## [Set exercise]
Pictures don't belong in the copy; print all the records exactly.

►

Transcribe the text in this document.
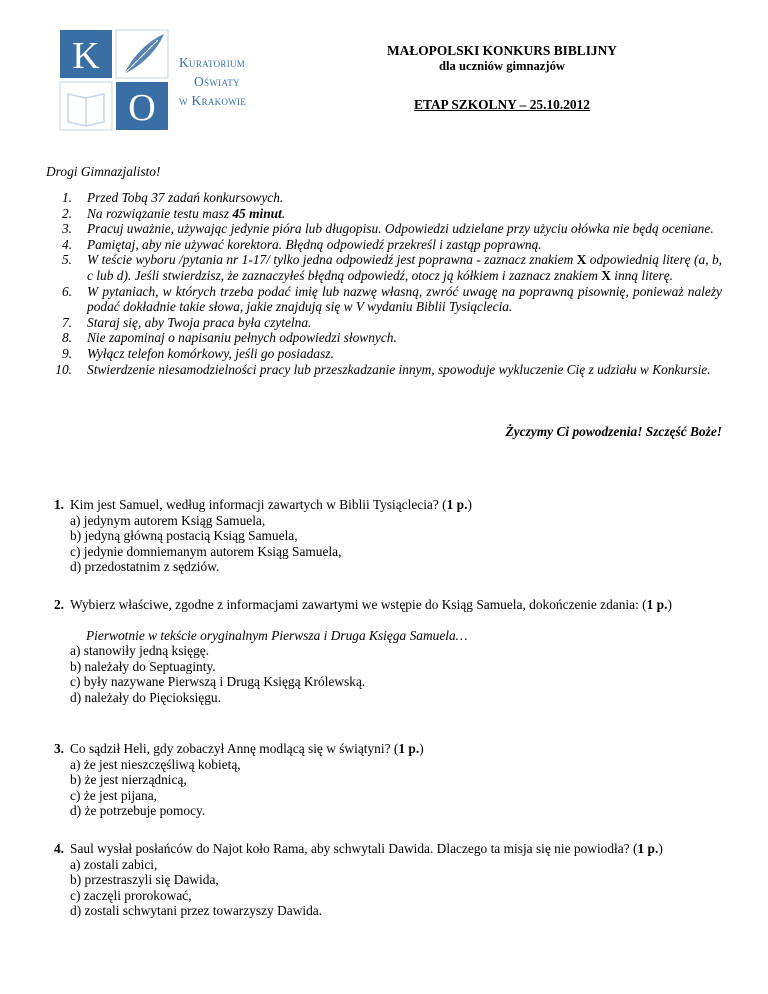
K
O
Kuratorium
Oświaty
w Krakowie
MAŁOPOLSKI KONKURS BIBLIJNY
dla uczniów gimnazjów
ETAP SZKOLNY – 25.10.2012
Drogi Gimnazjalisto!
1. Przed Tobą 37 zadań konkursowych.
2. Na rozwiązanie testu masz 45 minut.
3. Pracuj uważnie, używając jedynie pióra lub długopisu. Odpowiedzi udzielane przy użyciu ołówka nie będą oceniane.
4. Pamiętaj, aby nie używać korektora. Błędną odpowiedź przekreśl i zastąp poprawną.
5. W teście wyboru /pytania nr 1-17/ tylko jedna odpowiedź jest poprawna - zaznacz znakiem X odpowiednią literę (a, b, c lub d). Jeśli stwierdzisz, że zaznaczyłeś błędną odpowiedź, otocz ją kółkiem i zaznacz znakiem X inną literę.
6. W pytaniach, w których trzeba podać imię lub nazwę własną, zwróć uwagę na poprawną pisownię, ponieważ należy podać dokładnie takie słowa, jakie znajdują się w V wydaniu Biblii Tysiąclecia.
7. Staraj się, aby Twoja praca była czytelna.
8. Nie zapominaj o napisaniu pełnych odpowiedzi słownych.
9. Wyłącz telefon komórkowy, jeśli go posiadasz.
10. Stwierdzenie niesamodzielności pracy lub przeszkadzanie innym, spowoduje wykluczenie Cię z udziału w Konkursie.
Życzymy Ci powodzenia! Szczęść Boże!
1. Kim jest Samuel, według informacji zawartych w Biblii Tysiąclecia? (1 p.)
a) jedynym autorem Ksiąg Samuela,
b) jedyną główną postacią Ksiąg Samuela,
c) jedynie domniemanym autorem Ksiąg Samuela,
d) przedostatnim z sędziów.
2. Wybierz właściwe, zgodne z informacjami zawartymi we wstępie do Ksiąg Samuela, dokończenie zdania: (1 p.)
Pierwotnie w tekście oryginalnym Pierwsza i Druga Księga Samuela…
a) stanowiły jedną księgę.
b) należały do Septuaginty.
c) były nazywane Pierwszą i Drugą Księgą Królewską.
d) należały do Pięcioksięgu.
3. Co sądził Heli, gdy zobaczył Annę modlącą się w świątyni? (1 p.)
a) że jest nieszczęśliwą kobietą,
b) że jest nierządnicą,
c) że jest pijana,
d) że potrzebuje pomocy.
4. Saul wysłał posłańców do Najot koło Rama, aby schwytali Dawida. Dlaczego ta misja się nie powiodła? (1 p.)
a) zostali zabici,
b) przestraszyli się Dawida,
c) zaczęli prorokować,
d) zostali schwytani przez towarzyszy Dawida.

◄

## [Exercise response]
Transcribe the text in this document.
K
O
Kuratorium
Oświaty
w Krakowie
MAŁOPOLSKI KONKURS BIBLIJNY
dla uczniów gimnazjów
ETAP SZKOLNY – 25.10.2012
Drogi Gimnazjalisto!
1. Przed Tobą 37 zadań konkursowych.
2. Na rozwiązanie testu masz 45 minut.
3. Pracuj uważnie, używając jedynie pióra lub długopisu. Odpowiedzi udzielane przy użyciu ołówka nie będą oceniane.
4. Pamiętaj, aby nie używać korektora. Błędną odpowiedź przekreśl i zastąp poprawną.
5. W teście wyboru /pytania nr 1-17/ tylko jedna odpowiedź jest poprawna - zaznacz znakiem X odpowiednią literę (a, b, c lub d). Jeśli stwierdzisz, że zaznaczyłeś błędną odpowiedź, otocz ją kółkiem i zaznacz znakiem X inną literę.
6. W pytaniach, w których trzeba podać imię lub nazwę własną, zwróć uwagę na poprawną pisownię, ponieważ należy podać dokładnie takie słowa, jakie znajdują się w V wydaniu Biblii Tysiąclecia.
7. Staraj się, aby Twoja praca była czytelna.
8. Nie zapominaj o napisaniu pełnych odpowiedzi słownych.
9. Wyłącz telefon komórkowy, jeśli go posiadasz.
10. Stwierdzenie niesamodzielności pracy lub przeszkadzanie innym, spowoduje wykluczenie Cię z udziału w Konkursie.
Życzymy Ci powodzenia! Szczęść Boże!
1. Kim jest Samuel, według informacji zawartych w Biblii Tysiąclecia? (1 p.)
a) jedynym autorem Ksiąg Samuela,
b) jedyną główną postacią Ksiąg Samuela,
c) jedynie domniemanym autorem Ksiąg Samuela,
d) przedostatnim z sędziów.
2. Wybierz właściwe, zgodne z informacjami zawartymi we wstępie do Ksiąg Samuela, dokończenie zdania: (1 p.)
Pierwotnie w tekście oryginalnym Pierwsza i Druga Księga Samuela…
a) stanowiły jedną księgę.
b) należały do Septuaginty.
c) były nazywane Pierwszą i Drugą Księgą Królewską.
d) należały do Pięcioksięgu.
3. Co sądził Heli, gdy zobaczył Annę modlącą się w świątyni? (1 p.)
a) że jest nieszczęśliwą kobietą,
b) że jest nierządnicą,
c) że jest pijana,
d) że potrzebuje pomocy.
4. Saul wysłał posłańców do Najot koło Rama, aby schwytali Dawida. Dlaczego ta misja się nie powiodła? (1 p.)
a) zostali zabici,
b) przestraszyli się Dawida,
c) zaczęli prorokować,
d) zostali schwytani przez towarzyszy Dawida.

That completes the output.